TEXTO SELECIONADO »
★ ★ ★ ★ ★ ★ ★

Data da publicação: 30 de maio de 2024
ISSN: 2764-9466 (Vol. 5, nº 2, 2024)

Aviso

O presente trabalho é independente, sem vínculo com a instituição que guarda os restos mortais de Seqenenre-Taa-II, tampouco com as universidades e instituições que estudaram-no dentro do escopo forense. O elemento motivador do capítulo é a criação de material didático para o ensino da técnica de aproximação facial, ao testar a possibilidade de se reconstruir uma face utilizando dados originalmente disponíveis em matérias de jornais, mídias online, livros e journals acadêmicos.

Resumo

O escopo do presente capítulo é efetuar a aproximação facial de Seqenenre-Taa-II, tanto do rosto em vida como o estado post mortem, além de ilustrar a posição dos objetos que causaram as lesões, tendo como base dados publicados em artigos, mídias e livros sobre o tema.

★ ★ ★ ★ ★ ★ ★

DADOS »
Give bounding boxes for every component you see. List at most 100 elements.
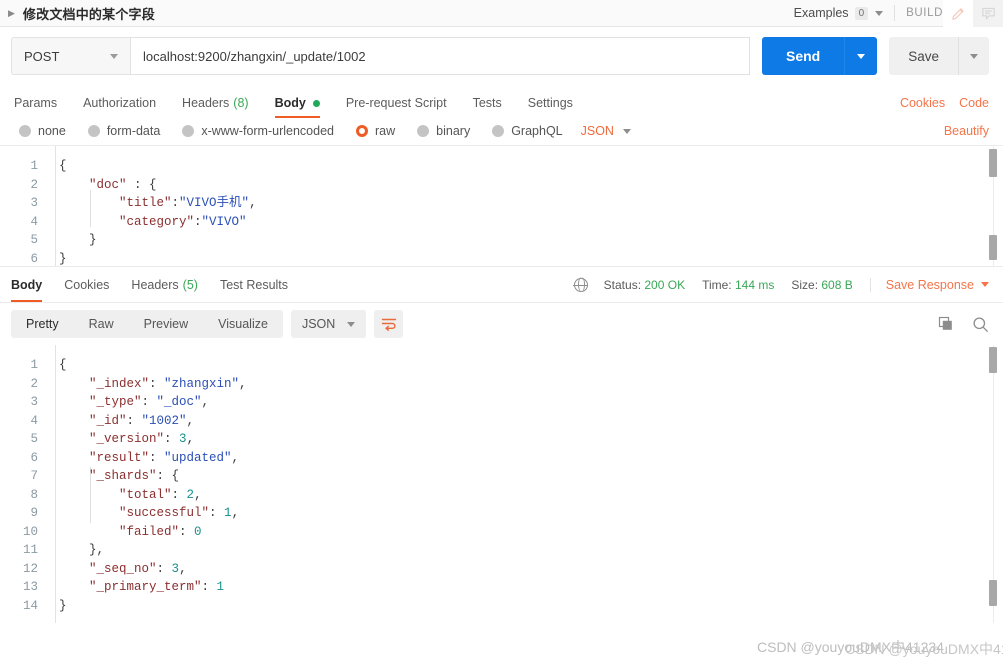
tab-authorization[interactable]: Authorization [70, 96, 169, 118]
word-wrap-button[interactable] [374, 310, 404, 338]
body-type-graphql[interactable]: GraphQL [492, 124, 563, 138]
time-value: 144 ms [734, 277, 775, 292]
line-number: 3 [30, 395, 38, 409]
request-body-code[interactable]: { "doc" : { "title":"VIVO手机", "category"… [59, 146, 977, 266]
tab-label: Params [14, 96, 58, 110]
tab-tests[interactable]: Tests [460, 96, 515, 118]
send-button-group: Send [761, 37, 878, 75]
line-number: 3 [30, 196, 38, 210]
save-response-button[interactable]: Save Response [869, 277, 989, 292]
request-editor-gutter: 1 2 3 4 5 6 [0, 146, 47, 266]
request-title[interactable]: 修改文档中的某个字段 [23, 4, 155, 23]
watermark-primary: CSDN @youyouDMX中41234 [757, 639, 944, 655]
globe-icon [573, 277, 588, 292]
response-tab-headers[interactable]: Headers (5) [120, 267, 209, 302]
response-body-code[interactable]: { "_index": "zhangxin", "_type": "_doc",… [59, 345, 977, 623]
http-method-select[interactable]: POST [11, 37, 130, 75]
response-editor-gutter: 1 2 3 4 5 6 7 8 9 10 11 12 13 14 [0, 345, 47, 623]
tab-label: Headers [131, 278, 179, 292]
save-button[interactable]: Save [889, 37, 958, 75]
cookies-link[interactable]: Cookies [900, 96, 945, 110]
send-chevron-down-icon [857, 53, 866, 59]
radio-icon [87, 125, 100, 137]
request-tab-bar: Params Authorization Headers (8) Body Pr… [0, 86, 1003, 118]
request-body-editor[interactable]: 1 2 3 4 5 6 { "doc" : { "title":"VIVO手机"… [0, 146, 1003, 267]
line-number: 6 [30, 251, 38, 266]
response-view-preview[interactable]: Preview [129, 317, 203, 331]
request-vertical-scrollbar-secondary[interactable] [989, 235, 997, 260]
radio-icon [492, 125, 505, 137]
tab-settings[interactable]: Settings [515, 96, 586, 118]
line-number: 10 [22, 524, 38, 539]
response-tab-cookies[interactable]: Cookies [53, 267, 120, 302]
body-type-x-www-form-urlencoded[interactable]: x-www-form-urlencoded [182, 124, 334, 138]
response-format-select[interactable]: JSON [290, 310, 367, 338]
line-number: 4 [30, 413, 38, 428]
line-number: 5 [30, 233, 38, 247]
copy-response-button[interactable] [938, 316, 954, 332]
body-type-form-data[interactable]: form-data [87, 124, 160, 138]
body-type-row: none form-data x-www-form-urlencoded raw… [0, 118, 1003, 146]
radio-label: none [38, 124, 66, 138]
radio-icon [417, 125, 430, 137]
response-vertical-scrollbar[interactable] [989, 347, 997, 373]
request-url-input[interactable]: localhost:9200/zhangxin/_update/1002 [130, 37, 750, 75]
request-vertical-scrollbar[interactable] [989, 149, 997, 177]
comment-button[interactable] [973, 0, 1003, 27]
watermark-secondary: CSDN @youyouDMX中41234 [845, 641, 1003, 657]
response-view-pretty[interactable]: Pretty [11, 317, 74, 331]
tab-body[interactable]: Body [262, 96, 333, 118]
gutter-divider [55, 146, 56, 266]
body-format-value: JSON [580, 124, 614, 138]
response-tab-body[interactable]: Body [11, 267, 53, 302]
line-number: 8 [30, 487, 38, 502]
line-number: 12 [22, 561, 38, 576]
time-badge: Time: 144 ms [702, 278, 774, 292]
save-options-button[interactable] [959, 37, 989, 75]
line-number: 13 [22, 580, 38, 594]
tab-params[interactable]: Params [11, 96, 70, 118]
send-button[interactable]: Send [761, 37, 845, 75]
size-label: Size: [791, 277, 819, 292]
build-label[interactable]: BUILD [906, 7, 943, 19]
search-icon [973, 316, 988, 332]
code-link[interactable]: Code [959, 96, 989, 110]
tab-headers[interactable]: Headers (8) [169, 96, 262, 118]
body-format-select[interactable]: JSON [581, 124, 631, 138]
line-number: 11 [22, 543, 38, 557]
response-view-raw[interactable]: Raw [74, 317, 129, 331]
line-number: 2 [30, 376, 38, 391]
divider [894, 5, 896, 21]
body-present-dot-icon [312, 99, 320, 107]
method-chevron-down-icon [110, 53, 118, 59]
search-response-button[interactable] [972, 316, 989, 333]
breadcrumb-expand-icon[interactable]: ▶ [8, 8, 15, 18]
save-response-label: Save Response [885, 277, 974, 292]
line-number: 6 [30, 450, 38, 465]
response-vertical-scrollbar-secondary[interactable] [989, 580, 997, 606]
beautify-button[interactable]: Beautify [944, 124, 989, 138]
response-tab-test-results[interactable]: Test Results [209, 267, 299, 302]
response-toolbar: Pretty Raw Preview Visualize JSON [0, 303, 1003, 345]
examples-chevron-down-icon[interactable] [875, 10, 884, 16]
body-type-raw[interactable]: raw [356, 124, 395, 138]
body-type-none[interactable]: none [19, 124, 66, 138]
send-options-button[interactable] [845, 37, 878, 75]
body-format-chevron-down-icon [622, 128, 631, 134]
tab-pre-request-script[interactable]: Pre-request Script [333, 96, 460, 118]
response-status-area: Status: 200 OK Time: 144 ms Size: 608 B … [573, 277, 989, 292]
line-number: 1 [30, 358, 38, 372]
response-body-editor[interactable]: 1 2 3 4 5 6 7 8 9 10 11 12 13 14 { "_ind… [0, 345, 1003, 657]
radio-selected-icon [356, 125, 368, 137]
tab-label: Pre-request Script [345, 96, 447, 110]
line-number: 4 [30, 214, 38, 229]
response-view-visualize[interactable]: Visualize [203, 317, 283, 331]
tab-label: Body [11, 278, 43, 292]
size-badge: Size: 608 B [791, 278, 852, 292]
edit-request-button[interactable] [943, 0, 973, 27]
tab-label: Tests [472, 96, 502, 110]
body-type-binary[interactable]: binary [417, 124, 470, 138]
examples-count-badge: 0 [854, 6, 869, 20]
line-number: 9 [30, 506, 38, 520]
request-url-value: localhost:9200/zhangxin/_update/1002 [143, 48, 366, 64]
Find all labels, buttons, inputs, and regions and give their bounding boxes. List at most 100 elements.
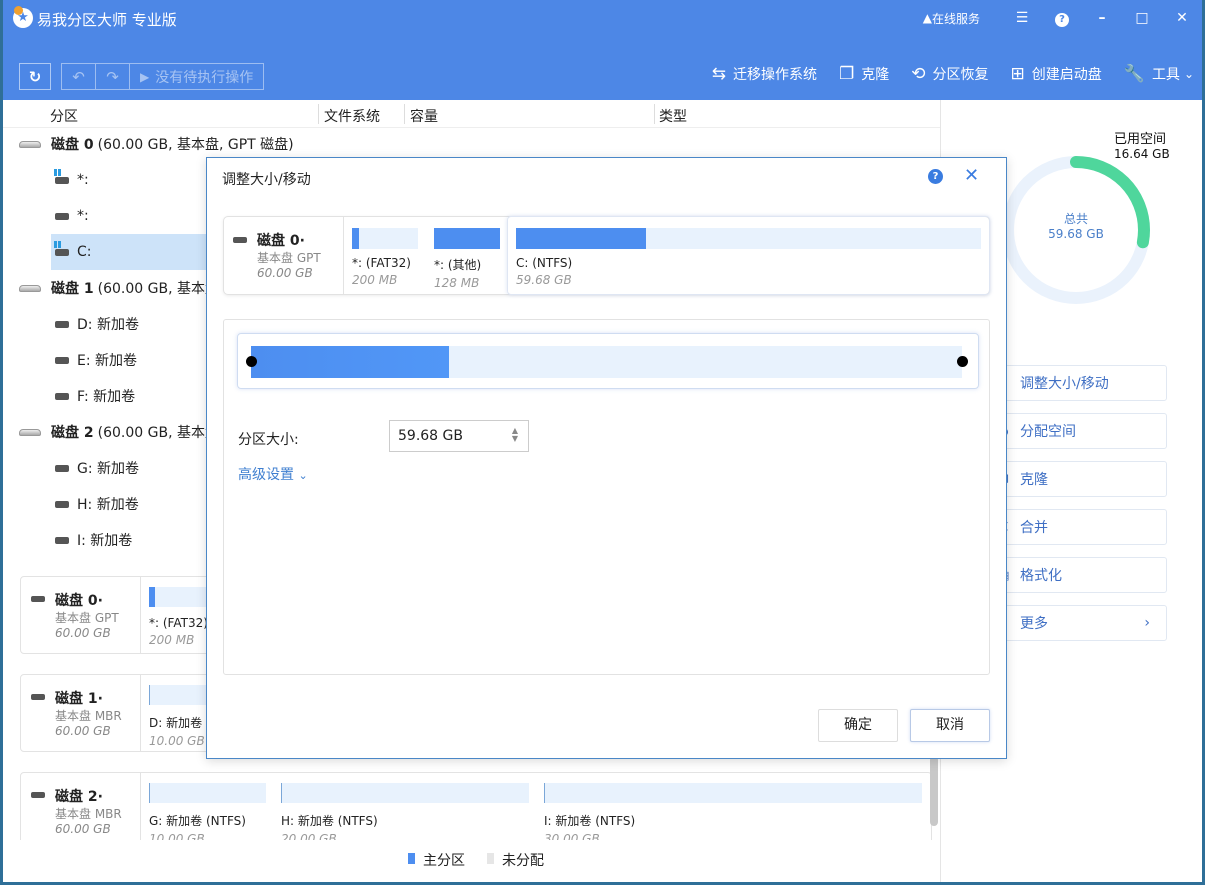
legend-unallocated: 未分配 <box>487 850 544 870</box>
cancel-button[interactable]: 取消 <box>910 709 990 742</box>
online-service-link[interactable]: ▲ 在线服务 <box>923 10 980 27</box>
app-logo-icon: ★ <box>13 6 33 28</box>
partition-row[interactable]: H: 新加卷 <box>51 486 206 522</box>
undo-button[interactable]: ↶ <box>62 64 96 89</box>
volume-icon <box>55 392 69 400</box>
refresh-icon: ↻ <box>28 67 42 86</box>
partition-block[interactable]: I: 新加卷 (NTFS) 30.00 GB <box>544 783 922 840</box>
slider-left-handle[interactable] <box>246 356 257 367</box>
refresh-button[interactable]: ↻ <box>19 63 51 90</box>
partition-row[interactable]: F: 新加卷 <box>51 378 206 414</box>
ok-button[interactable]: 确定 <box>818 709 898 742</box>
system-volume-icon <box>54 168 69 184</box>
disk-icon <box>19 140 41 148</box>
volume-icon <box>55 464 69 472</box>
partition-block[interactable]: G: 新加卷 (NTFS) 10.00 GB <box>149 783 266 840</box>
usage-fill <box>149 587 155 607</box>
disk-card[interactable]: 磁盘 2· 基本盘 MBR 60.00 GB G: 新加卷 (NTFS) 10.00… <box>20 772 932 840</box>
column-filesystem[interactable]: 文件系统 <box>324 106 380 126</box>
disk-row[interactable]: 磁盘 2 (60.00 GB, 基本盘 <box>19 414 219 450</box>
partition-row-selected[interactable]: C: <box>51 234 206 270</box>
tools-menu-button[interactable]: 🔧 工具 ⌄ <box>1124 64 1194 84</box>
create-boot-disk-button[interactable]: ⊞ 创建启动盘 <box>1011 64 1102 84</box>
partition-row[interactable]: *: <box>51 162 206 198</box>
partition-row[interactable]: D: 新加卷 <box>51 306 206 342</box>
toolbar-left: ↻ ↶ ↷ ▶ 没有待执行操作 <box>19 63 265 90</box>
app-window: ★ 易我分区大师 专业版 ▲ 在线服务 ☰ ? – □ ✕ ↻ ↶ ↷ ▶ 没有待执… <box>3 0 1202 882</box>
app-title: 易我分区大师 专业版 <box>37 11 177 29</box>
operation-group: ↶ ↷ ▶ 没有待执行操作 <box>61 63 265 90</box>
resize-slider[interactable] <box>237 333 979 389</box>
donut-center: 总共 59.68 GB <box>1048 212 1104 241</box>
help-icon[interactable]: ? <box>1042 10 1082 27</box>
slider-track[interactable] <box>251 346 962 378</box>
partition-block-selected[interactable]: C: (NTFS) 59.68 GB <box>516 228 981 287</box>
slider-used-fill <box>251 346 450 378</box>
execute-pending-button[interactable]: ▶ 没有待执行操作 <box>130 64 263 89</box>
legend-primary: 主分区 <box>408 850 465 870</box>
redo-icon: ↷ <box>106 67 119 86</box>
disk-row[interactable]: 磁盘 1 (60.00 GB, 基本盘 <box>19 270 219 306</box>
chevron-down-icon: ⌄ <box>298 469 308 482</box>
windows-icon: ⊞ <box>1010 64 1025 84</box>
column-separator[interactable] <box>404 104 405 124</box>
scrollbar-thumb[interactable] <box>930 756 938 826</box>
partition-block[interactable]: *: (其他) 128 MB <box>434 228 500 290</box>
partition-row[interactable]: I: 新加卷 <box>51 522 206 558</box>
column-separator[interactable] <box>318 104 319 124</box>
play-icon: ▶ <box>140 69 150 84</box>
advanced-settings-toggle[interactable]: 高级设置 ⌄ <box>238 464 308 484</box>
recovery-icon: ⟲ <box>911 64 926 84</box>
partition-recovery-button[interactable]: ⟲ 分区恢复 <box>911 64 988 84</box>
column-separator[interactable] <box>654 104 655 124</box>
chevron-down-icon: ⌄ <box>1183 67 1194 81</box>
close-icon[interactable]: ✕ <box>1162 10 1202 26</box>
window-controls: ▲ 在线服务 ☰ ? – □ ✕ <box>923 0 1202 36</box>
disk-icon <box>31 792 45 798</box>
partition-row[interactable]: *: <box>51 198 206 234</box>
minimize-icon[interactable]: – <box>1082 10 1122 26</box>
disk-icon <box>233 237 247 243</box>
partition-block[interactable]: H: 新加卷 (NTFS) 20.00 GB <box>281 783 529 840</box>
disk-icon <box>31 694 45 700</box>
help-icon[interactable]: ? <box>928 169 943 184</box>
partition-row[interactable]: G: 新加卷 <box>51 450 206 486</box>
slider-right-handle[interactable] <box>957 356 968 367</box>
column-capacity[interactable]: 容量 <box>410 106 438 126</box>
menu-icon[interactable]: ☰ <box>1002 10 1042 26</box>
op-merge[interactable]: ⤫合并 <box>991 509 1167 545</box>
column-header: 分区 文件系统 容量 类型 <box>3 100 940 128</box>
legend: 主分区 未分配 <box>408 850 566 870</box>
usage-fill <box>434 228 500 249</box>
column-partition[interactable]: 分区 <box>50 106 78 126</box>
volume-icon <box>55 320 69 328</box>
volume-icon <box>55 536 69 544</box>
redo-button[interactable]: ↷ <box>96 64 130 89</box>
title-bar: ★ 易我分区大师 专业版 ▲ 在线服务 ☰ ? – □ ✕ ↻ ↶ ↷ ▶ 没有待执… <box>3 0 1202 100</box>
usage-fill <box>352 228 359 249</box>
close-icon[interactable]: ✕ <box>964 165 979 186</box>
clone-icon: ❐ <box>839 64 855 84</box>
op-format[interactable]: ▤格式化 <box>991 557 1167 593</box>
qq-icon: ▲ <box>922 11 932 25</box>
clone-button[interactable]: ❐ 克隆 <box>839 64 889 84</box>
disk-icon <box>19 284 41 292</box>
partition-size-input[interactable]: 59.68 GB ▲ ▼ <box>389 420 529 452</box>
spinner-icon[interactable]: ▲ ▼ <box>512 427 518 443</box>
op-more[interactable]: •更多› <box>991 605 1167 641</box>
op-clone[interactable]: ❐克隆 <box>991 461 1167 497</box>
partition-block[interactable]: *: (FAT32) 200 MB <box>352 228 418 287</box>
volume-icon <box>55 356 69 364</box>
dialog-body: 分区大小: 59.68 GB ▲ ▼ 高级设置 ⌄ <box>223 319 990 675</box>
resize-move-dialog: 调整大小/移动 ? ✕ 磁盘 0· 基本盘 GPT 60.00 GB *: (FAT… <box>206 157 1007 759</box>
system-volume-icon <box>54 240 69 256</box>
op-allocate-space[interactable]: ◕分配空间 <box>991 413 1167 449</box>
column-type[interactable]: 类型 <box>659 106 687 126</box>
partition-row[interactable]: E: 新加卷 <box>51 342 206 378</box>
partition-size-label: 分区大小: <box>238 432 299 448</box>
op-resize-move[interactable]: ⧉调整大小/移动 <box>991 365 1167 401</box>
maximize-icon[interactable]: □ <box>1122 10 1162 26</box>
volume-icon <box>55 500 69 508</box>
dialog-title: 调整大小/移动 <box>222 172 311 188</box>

★ ★ ★ ★ ★ ★ ★

TAREFAS »
• A. Indique se cada afirmação concorda com o texto sobre a aproximação facial de Seqenenre-Taa-II, respondendo sim ou não e citando literalmente o trecho decisivo: (i) o trabalho possui vínculo com a instituição que guarda os restos mortais; (ii) o capítulo se propõe a ilustrar a posição dos objetos que causaram as lesões; (iii) a publicação data de 30 de maio de 2024.
• B. Dê continuidade ao texto sobre a aproximação facial de Seqenenre-Taa-II a partir do ponto em que ele termina.

RESPOSTAS POR TAREFA »
• A.
(i) Não: "O presente trabalho é independente, sem vínculo com a instituição que guarda os restos mortais de Seqenenre-Taa-II"
(ii) Sim: "além de ilustrar a posição dos objetos que causaram as lesões"
(iii) Sim: "Data da publicação: 30 de maio de 2024"

• B.
Atenção

Este material utiliza a seguinte licença Creative Commons: Atribuição 4.0 Internacional (CC BY 4.0).

Atenção

Caso encontre algum erro no material, sinta-se à vontade para informá-lo aos autores, o contato pode ser feito via redes sociais acadêmicas informadas no início do capítulo.

Introdução

Seqenenre-Taa-II, também conhecido como “o bravo”, foi um rei egípcio que governou durante o final da 17ª Dinastia (c. 1558-1553 a.C), período que coincide com a ocupação do Egito pelos hicsos. Apesar dos egípcios controlarem o sul da região, parte considerável do império pagava tributos ao Rei Hicso. Havia grande hostilidade entre os povos, traduzida em um papiro da época que documentava o envio de uma mensagem do Rei Hicso a Seqenenre, afirmando que hipopótamos barulhentos em Tebas, estavam perturbando o seu sono em Avaris (644 Km de distância), solicitando que a piscina onde os animais estavam fosse destruída [A_Saleem_2021]. Existem poucas evidências acerca do reinado de Seqenenre, como o relato de um soldado cujo pai lutou na frota naval do rei, o supracitado conto literário envolvendo o hipopótamo e a piscina, uma porta de calcário com nome de Seqenenre em Deir el-Ballas, uma torre de observação construída durante o seu reinado, um papiro que indica a localização da tumba de Seqenenre em Tebas e duas estelas do seu reinado encontradas em Karnak [A_Shaw_2009].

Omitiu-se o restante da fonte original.